- **What is required**: Write out the entries below once more, exactly.

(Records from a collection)
* START *

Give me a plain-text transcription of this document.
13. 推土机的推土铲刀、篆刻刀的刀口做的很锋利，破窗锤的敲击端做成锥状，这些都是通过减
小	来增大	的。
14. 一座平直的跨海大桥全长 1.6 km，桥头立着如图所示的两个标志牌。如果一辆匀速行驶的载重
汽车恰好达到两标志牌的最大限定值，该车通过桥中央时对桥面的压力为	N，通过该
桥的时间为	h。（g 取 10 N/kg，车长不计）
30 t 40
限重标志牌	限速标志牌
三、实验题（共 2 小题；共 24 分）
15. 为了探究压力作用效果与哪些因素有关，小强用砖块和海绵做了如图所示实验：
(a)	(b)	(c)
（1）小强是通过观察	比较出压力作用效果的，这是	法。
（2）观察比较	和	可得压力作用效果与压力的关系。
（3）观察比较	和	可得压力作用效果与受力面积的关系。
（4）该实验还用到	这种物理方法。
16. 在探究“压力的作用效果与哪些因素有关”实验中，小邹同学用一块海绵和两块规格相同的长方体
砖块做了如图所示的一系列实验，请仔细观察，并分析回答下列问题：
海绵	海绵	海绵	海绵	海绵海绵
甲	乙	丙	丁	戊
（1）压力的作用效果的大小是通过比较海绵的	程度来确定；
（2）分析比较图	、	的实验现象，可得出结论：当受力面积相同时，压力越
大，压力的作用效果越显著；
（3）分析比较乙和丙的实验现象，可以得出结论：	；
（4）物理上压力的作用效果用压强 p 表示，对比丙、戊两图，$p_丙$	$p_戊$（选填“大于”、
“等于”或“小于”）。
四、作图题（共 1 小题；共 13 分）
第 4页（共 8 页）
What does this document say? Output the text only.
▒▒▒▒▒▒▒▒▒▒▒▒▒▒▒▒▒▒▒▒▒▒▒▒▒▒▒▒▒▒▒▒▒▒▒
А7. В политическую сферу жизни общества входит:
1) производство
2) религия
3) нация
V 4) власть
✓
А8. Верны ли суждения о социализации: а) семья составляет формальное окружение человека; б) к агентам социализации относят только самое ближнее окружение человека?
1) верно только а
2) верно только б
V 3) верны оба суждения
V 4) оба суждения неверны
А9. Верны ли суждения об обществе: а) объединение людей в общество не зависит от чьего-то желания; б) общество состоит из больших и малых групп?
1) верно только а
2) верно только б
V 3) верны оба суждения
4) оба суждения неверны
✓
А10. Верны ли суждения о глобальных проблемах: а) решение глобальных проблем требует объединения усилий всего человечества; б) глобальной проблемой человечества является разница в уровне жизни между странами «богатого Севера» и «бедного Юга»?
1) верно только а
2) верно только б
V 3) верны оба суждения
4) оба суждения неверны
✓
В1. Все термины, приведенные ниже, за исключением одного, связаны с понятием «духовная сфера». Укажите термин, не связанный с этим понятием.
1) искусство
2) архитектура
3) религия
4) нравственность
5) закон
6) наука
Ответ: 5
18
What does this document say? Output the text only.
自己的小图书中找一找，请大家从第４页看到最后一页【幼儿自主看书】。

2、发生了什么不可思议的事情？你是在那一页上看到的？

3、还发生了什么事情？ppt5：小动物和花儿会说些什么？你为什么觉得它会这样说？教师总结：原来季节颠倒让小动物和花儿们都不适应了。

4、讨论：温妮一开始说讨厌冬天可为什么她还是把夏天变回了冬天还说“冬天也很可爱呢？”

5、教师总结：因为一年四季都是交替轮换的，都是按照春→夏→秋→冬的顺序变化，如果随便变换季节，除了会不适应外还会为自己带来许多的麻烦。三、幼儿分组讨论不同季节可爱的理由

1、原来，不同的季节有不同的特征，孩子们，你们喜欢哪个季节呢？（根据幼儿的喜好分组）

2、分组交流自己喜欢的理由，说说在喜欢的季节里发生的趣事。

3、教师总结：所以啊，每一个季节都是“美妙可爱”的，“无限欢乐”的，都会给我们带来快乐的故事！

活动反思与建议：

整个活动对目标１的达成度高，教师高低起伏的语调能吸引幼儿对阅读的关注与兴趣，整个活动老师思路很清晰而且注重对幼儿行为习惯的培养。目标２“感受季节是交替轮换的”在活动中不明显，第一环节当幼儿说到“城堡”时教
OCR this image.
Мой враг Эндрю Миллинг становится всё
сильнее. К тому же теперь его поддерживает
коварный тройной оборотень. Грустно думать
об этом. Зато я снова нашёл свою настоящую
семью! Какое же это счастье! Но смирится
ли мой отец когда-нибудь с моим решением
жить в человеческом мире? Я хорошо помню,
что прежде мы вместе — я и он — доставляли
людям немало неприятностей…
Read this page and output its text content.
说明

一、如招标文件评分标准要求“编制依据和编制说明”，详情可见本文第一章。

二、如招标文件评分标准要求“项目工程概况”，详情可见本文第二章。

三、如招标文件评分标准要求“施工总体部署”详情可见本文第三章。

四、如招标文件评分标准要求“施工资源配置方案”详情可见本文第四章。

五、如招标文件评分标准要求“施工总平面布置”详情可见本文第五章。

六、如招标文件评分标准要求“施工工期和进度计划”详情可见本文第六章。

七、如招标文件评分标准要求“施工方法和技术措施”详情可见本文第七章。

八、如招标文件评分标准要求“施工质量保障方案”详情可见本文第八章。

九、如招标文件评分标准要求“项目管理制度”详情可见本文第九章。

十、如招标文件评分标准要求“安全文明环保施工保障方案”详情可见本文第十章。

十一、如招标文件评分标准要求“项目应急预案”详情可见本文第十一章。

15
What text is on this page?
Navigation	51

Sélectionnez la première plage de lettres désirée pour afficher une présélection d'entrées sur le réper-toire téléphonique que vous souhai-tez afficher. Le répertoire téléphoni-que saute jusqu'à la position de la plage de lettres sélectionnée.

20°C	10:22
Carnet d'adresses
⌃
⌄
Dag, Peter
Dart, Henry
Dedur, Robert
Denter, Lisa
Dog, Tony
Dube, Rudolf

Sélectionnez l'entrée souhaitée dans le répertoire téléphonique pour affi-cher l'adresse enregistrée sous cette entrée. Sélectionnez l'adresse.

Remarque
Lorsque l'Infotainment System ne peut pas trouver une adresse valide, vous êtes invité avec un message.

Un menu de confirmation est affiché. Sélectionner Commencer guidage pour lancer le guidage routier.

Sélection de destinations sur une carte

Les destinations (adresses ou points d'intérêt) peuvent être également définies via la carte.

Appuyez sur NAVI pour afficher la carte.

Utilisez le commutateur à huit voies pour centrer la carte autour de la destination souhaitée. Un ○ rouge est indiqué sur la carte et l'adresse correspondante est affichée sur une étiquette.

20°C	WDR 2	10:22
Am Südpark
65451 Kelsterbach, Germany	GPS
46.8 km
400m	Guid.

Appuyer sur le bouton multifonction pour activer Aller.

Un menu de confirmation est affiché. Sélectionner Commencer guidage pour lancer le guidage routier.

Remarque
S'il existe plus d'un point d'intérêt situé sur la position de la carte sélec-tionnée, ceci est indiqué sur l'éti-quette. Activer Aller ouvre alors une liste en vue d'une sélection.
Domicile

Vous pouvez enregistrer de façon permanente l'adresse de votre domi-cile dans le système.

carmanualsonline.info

* END *

- **Answer to this exercise**:
Give me a plain-text transcription of this document.
13. 推土机的推土铲刀、篆刻刀的刀口做的很锋利，破窗锤的敲击端做成锥状，这些都是通过减
小	来增大	的。
14. 一座平直的跨海大桥全长 1.6 km，桥头立着如图所示的两个标志牌。如果一辆匀速行驶的载重
汽车恰好达到两标志牌的最大限定值，该车通过桥中央时对桥面的压力为	N，通过该
桥的时间为	h。（g 取 10 N/kg，车长不计）
30 t 40
限重标志牌	限速标志牌
三、实验题（共 2 小题；共 24 分）
15. 为了探究压力作用效果与哪些因素有关，小强用砖块和海绵做了如图所示实验：
(a)	(b)	(c)
（1）小强是通过观察	比较出压力作用效果的，这是	法。
（2）观察比较	和	可得压力作用效果与压力的关系。
（3）观察比较	和	可得压力作用效果与受力面积的关系。
（4）该实验还用到	这种物理方法。
16. 在探究“压力的作用效果与哪些因素有关”实验中，小邹同学用一块海绵和两块规格相同的长方体
砖块做了如图所示的一系列实验，请仔细观察，并分析回答下列问题：
海绵	海绵	海绵	海绵	海绵海绵
甲	乙	丙	丁	戊
（1）压力的作用效果的大小是通过比较海绵的	程度来确定；
（2）分析比较图	、	的实验现象，可得出结论：当受力面积相同时，压力越
大，压力的作用效果越显著；
（3）分析比较乙和丙的实验现象，可以得出结论：	；
（4）物理上压力的作用效果用压强 p 表示，对比丙、戊两图，$p_丙$	$p_戊$（选填“大于”、
“等于”或“小于”）。
四、作图题（共 1 小题；共 13 分）
第 4页（共 8 页）
What does this document say? Output the text only.
▒▒▒▒▒▒▒▒▒▒▒▒▒▒▒▒▒▒▒▒▒▒▒▒▒▒▒▒▒▒▒▒▒▒▒
А7. В политическую сферу жизни общества входит:
1) производство
2) религия
3) нация
V 4) власть
✓
А8. Верны ли суждения о социализации: а) семья составляет формальное окружение человека; б) к агентам социализации относят только самое ближнее окружение человека?
1) верно только а
2) верно только б
V 3) верны оба суждения
V 4) оба суждения неверны
А9. Верны ли суждения об обществе: а) объединение людей в общество не зависит от чьего-то желания; б) общество состоит из больших и малых групп?
1) верно только а
2) верно только б
V 3) верны оба суждения
4) оба суждения неверны
✓
А10. Верны ли суждения о глобальных проблемах: а) решение глобальных проблем требует объединения усилий всего человечества; б) глобальной проблемой человечества является разница в уровне жизни между странами «богатого Севера» и «бедного Юга»?
1) верно только а
2) верно только б
V 3) верны оба суждения
4) оба суждения неверны
✓
В1. Все термины, приведенные ниже, за исключением одного, связаны с понятием «духовная сфера». Укажите термин, не связанный с этим понятием.
1) искусство
2) архитектура
3) религия
4) нравственность
5) закон
6) наука
Ответ: 5
18
What does this document say? Output the text only.
自己的小图书中找一找，请大家从第４页看到最后一页【幼儿自主看书】。

2、发生了什么不可思议的事情？你是在那一页上看到的？

3、还发生了什么事情？ppt5：小动物和花儿会说些什么？你为什么觉得它会这样说？教师总结：原来季节颠倒让小动物和花儿们都不适应了。

4、讨论：温妮一开始说讨厌冬天可为什么她还是把夏天变回了冬天还说“冬天也很可爱呢？”

5、教师总结：因为一年四季都是交替轮换的，都是按照春→夏→秋→冬的顺序变化，如果随便变换季节，除了会不适应外还会为自己带来许多的麻烦。三、幼儿分组讨论不同季节可爱的理由

1、原来，不同的季节有不同的特征，孩子们，你们喜欢哪个季节呢？（根据幼儿的喜好分组）

2、分组交流自己喜欢的理由，说说在喜欢的季节里发生的趣事。

3、教师总结：所以啊，每一个季节都是“美妙可爱”的，“无限欢乐”的，都会给我们带来快乐的故事！

活动反思与建议：

整个活动对目标１的达成度高，教师高低起伏的语调能吸引幼儿对阅读的关注与兴趣，整个活动老师思路很清晰而且注重对幼儿行为习惯的培养。目标２“感受季节是交替轮换的”在活动中不明显，第一环节当幼儿说到“城堡”时教
OCR this image.
Мой враг Эндрю Миллинг становится всё
сильнее. К тому же теперь его поддерживает
коварный тройной оборотень. Грустно думать
об этом. Зато я снова нашёл свою настоящую
семью! Какое же это счастье! Но смирится
ли мой отец когда-нибудь с моим решением
жить в человеческом мире? Я хорошо помню,
что прежде мы вместе — я и он — доставляли
людям немало неприятностей…
Read this page and output its text content.
说明

一、如招标文件评分标准要求“编制依据和编制说明”，详情可见本文第一章。

二、如招标文件评分标准要求“项目工程概况”，详情可见本文第二章。

三、如招标文件评分标准要求“施工总体部署”详情可见本文第三章。

四、如招标文件评分标准要求“施工资源配置方案”详情可见本文第四章。

五、如招标文件评分标准要求“施工总平面布置”详情可见本文第五章。

六、如招标文件评分标准要求“施工工期和进度计划”详情可见本文第六章。

七、如招标文件评分标准要求“施工方法和技术措施”详情可见本文第七章。

八、如招标文件评分标准要求“施工质量保障方案”详情可见本文第八章。

九、如招标文件评分标准要求“项目管理制度”详情可见本文第九章。

十、如招标文件评分标准要求“安全文明环保施工保障方案”详情可见本文第十章。

十一、如招标文件评分标准要求“项目应急预案”详情可见本文第十一章。

15
What text is on this page?
Navigation	51

Sélectionnez la première plage de lettres désirée pour afficher une présélection d'entrées sur le réper-toire téléphonique que vous souhai-tez afficher. Le répertoire téléphoni-que saute jusqu'à la position de la plage de lettres sélectionnée.

20°C	10:22
Carnet d'adresses
⌃
⌄
Dag, Peter
Dart, Henry
Dedur, Robert
Denter, Lisa
Dog, Tony
Dube, Rudolf

Sélectionnez l'entrée souhaitée dans le répertoire téléphonique pour affi-cher l'adresse enregistrée sous cette entrée. Sélectionnez l'adresse.

Remarque
Lorsque l'Infotainment System ne peut pas trouver une adresse valide, vous êtes invité avec un message.

Un menu de confirmation est affiché. Sélectionner Commencer guidage pour lancer le guidage routier.

Sélection de destinations sur une carte

Les destinations (adresses ou points d'intérêt) peuvent être également définies via la carte.

Appuyez sur NAVI pour afficher la carte.

Utilisez le commutateur à huit voies pour centrer la carte autour de la destination souhaitée. Un ○ rouge est indiqué sur la carte et l'adresse correspondante est affichée sur une étiquette.

20°C	WDR 2	10:22
Am Südpark
65451 Kelsterbach, Germany	GPS
46.8 km
400m	Guid.

Appuyer sur le bouton multifonction pour activer Aller.

Un menu de confirmation est affiché. Sélectionner Commencer guidage pour lancer le guidage routier.

Remarque
S'il existe plus d'un point d'intérêt situé sur la position de la carte sélec-tionnée, ceci est indiqué sur l'éti-quette. Activer Aller ouvre alors une liste en vue d'une sélection.
Domicile

Vous pouvez enregistrer de façon permanente l'adresse de votre domi-cile dans le système.

carmanualsonline.info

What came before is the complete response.